* **Request**:
The records that follow are to be repeated exactly, with the pictures removed.

* **Stored rows**:
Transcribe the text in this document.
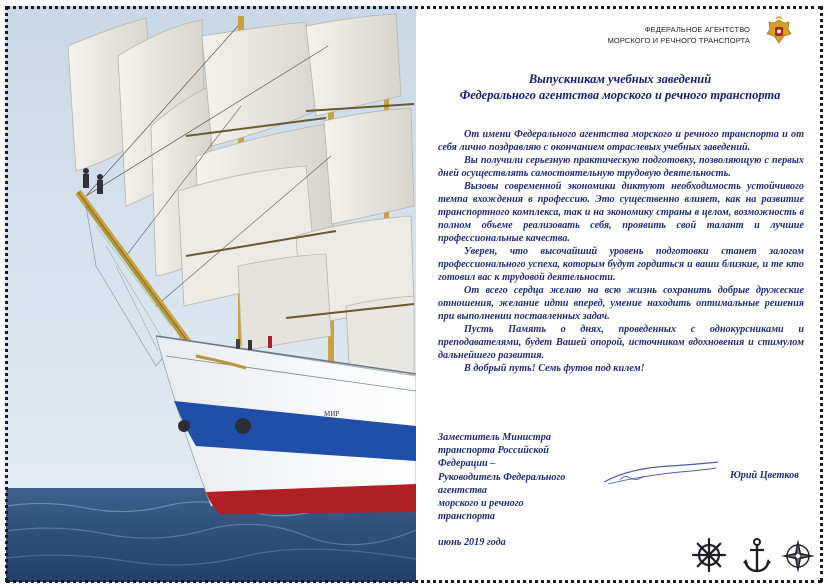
МИР
ФЕДЕРАЛЬНОЕ АГЕНТСТВО
МОРСКОГО И РЕЧНОГО ТРАНСПОРТА
Выпускникам учебных заведений
Федерального агентства морского и речного транспорта

От имени Федерального агентства морского и речного транспорта и от себя лично поздравляю с окончанием отраслевых учебных заведений.

Вы получили серьезную практическую подготовку, позволяющую с первых дней осуществлять самостоятельную трудовую деятельность.

Вызовы современной экономики диктуют необходимость устойчивого темпа вхождения в профессию. Это существенно влияет, как на развитие транспортного комплекса, так и на экономику страны в целом, возможность в полном объеме реализовать себя, проявить свой талант и лучшие профессиональные качества.

Уверен, что высочайший уровень подготовки станет залогом профессионального успеха, которым будут гордиться и ваши близкие, и те кто готовил вас к трудовой деятельности.

От всего сердца желаю на всю жизнь сохранить добрые дружеские отношения, желание идти вперед, умение находить оптимальные решения при выполнении поставленных задач.

Пусть Память о днях, проведенных с однокурсниками и преподавателями, будет Вашей опорой, источником вдохновения и стимулом дальнейшего развития.

В добрый путь! Семь футов под килем!

Заместитель Министра
транспорта Российской
Федерации –
Руководитель Федерального
агентства
морского и речного
транспорта
Юрий Цветков
июнь 2019 года
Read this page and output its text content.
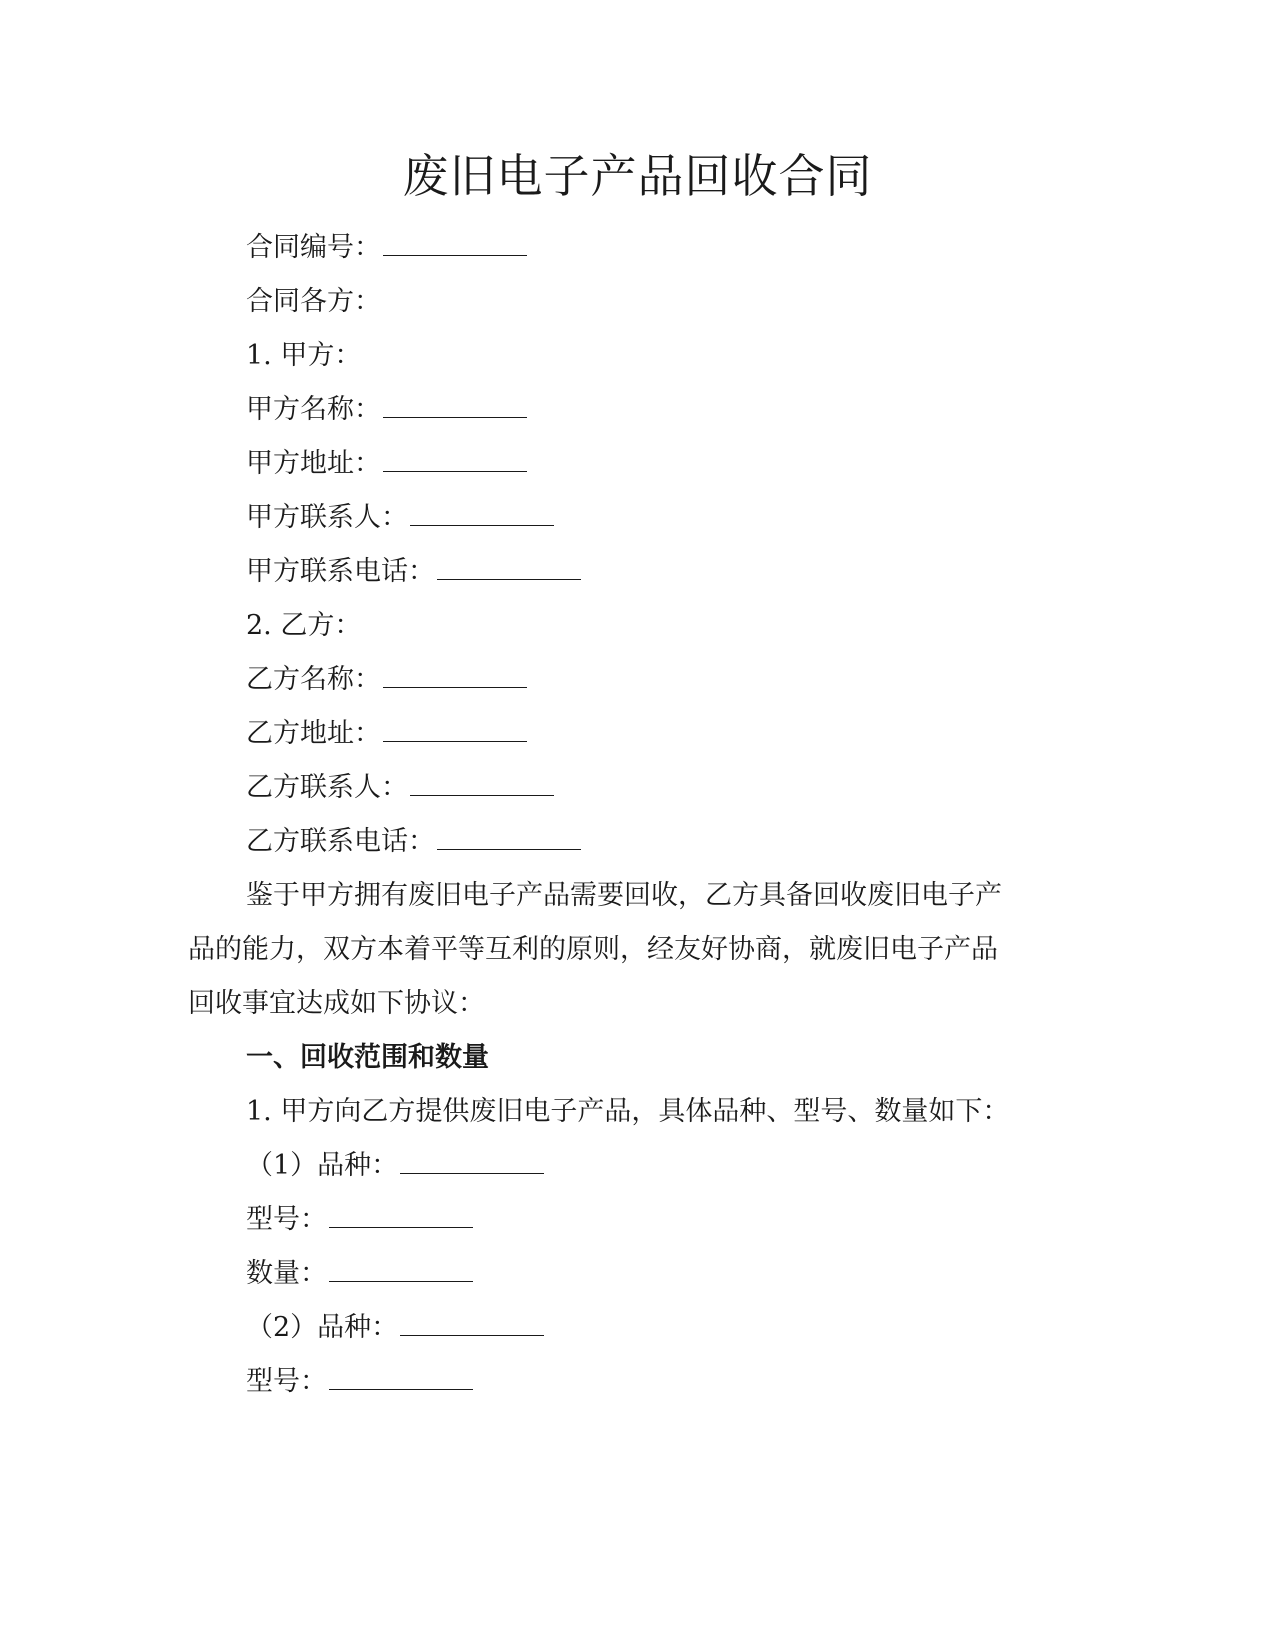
废旧电子产品回收合同
合同编号：
合同各方：
1. 甲方：
甲方名称：
甲方地址：
甲方联系人：
甲方联系电话：
2. 乙方：
乙方名称：
乙方地址：
乙方联系人：
乙方联系电话：
鉴于甲方拥有废旧电子产品需要回收，乙方具备回收废旧电子产
品的能力，双方本着平等互利的原则，经友好协商，就废旧电子产品
回收事宜达成如下协议：
一、回收范围和数量
1. 甲方向乙方提供废旧电子产品，具体品种、型号、数量如下：
（1）品种：
型号：
数量：
（2）品种：
型号：
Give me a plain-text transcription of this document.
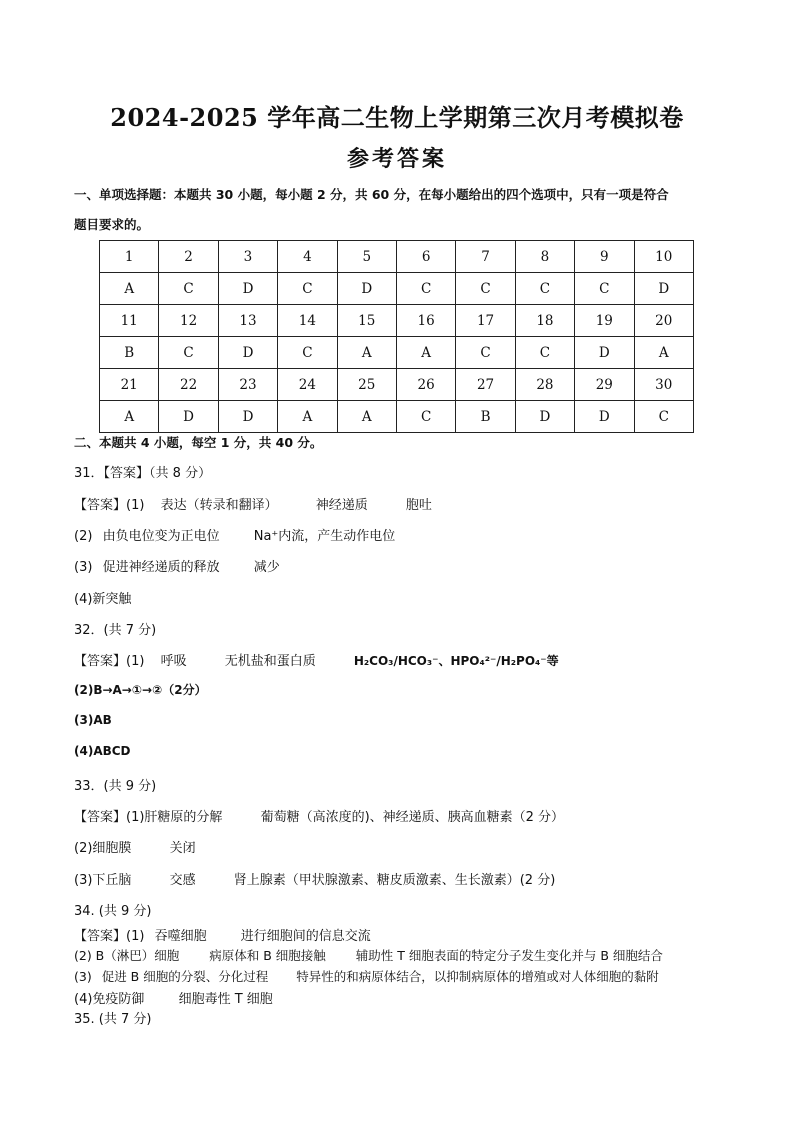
2024-2025 学年高二生物上学期第三次月考模拟卷
参考答案
一、单项选择题：本题共 30 小题，每小题 2 分，共 60 分，在每小题给出的四个选项中，只有一项是符合
题目要求的。
1	2	3	4	5	6	7	8	9	10
A	C	D	C	D	C	C	C	C	D
11	12	13	14	15	16	17	18	19	20
B	C	D	C	A	A	C	C	D	A
21	22	23	24	25	26	27	28	29	30
A	D	D	A	A	C	B	D	D	C
二、本题共 4 小题，每空 1 分，共 40 分。
31．【答案】（共 8 分）
【答案】(1) 表达（转录和翻译）	神经递质	胞吐
(2) 由负电位变为正电位	Na⁺内流，产生动作电位
(3) 促进神经递质的释放	减少
(4)新突触
32．(共 7 分)
【答案】(1) 呼吸	无机盐和蛋白质	H₂CO₃/HCO₃⁻、HPO₄²⁻/H₂PO₄⁻等
(2)B→A→①→②（2分）
(3)AB
(4)ABCD
33．(共 9 分)
【答案】(1)肝糖原的分解	葡萄糖（高浓度的)、神经递质、胰高血糖素（2 分）
(2)细胞膜	关闭
(3)下丘脑	交感	肾上腺素（甲状腺激素、糖皮质激素、生长激素）(2 分)
34. (共 9 分)
【答案】(1) 吞噬细胞	进行细胞间的信息交流
(2) B（淋巴）细胞 病原体和 B 细胞接触 辅助性 T 细胞表面的特定分子发生变化并与 B 细胞结合
(3) 促进 B 细胞的分裂、分化过程 特异性的和病原体结合，以抑制病原体的增殖或对人体细胞的黏附
(4)免疫防御	细胞毒性 T 细胞
35. (共 7 分)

* **Answer to the task**:
Transcribe the text in this document.
МИР
ФЕДЕРАЛЬНОЕ АГЕНТСТВО
МОРСКОГО И РЕЧНОГО ТРАНСПОРТА
Выпускникам учебных заведений
Федерального агентства морского и речного транспорта

От имени Федерального агентства морского и речного транспорта и от себя лично поздравляю с окончанием отраслевых учебных заведений.

Вы получили серьезную практическую подготовку, позволяющую с первых дней осуществлять самостоятельную трудовую деятельность.

Вызовы современной экономики диктуют необходимость устойчивого темпа вхождения в профессию. Это существенно влияет, как на развитие транспортного комплекса, так и на экономику страны в целом, возможность в полном объеме реализовать себя, проявить свой талант и лучшие профессиональные качества.

Уверен, что высочайший уровень подготовки станет залогом профессионального успеха, которым будут гордиться и ваши близкие, и те кто готовил вас к трудовой деятельности.

От всего сердца желаю на всю жизнь сохранить добрые дружеские отношения, желание идти вперед, умение находить оптимальные решения при выполнении поставленных задач.

Пусть Память о днях, проведенных с однокурсниками и преподавателями, будет Вашей опорой, источником вдохновения и стимулом дальнейшего развития.

В добрый путь! Семь футов под килем!

Заместитель Министра
транспорта Российской
Федерации –
Руководитель Федерального
агентства
морского и речного
транспорта
Юрий Цветков
июнь 2019 года
Read this page and output its text content.
废旧电子产品回收合同
合同编号：
合同各方：
1. 甲方：
甲方名称：
甲方地址：
甲方联系人：
甲方联系电话：
2. 乙方：
乙方名称：
乙方地址：
乙方联系人：
乙方联系电话：
鉴于甲方拥有废旧电子产品需要回收，乙方具备回收废旧电子产
品的能力，双方本着平等互利的原则，经友好协商，就废旧电子产品
回收事宜达成如下协议：
一、回收范围和数量
1. 甲方向乙方提供废旧电子产品，具体品种、型号、数量如下：
（1）品种：
型号：
数量：
（2）品种：
型号：
Give me a plain-text transcription of this document.
2024-2025 学年高二生物上学期第三次月考模拟卷
参考答案
一、单项选择题：本题共 30 小题，每小题 2 分，共 60 分，在每小题给出的四个选项中，只有一项是符合
题目要求的。
1	2	3	4	5	6	7	8	9	10
A	C	D	C	D	C	C	C	C	D
11	12	13	14	15	16	17	18	19	20
B	C	D	C	A	A	C	C	D	A
21	22	23	24	25	26	27	28	29	30
A	D	D	A	A	C	B	D	D	C
二、本题共 4 小题，每空 1 分，共 40 分。
31．【答案】（共 8 分）
【答案】(1) 表达（转录和翻译）	神经递质	胞吐
(2) 由负电位变为正电位	Na⁺内流，产生动作电位
(3) 促进神经递质的释放	减少
(4)新突触
32．(共 7 分)
【答案】(1) 呼吸	无机盐和蛋白质	H₂CO₃/HCO₃⁻、HPO₄²⁻/H₂PO₄⁻等
(2)B→A→①→②（2分）
(3)AB
(4)ABCD
33．(共 9 分)
【答案】(1)肝糖原的分解	葡萄糖（高浓度的)、神经递质、胰高血糖素（2 分）
(2)细胞膜	关闭
(3)下丘脑	交感	肾上腺素（甲状腺激素、糖皮质激素、生长激素）(2 分)
34. (共 9 分)
【答案】(1) 吞噬细胞	进行细胞间的信息交流
(2) B（淋巴）细胞 病原体和 B 细胞接触 辅助性 T 细胞表面的特定分子发生变化并与 B 细胞结合
(3) 促进 B 细胞的分裂、分化过程 特异性的和病原体结合，以抑制病原体的增殖或对人体细胞的黏附
(4)免疫防御	细胞毒性 T 细胞
35. (共 7 分)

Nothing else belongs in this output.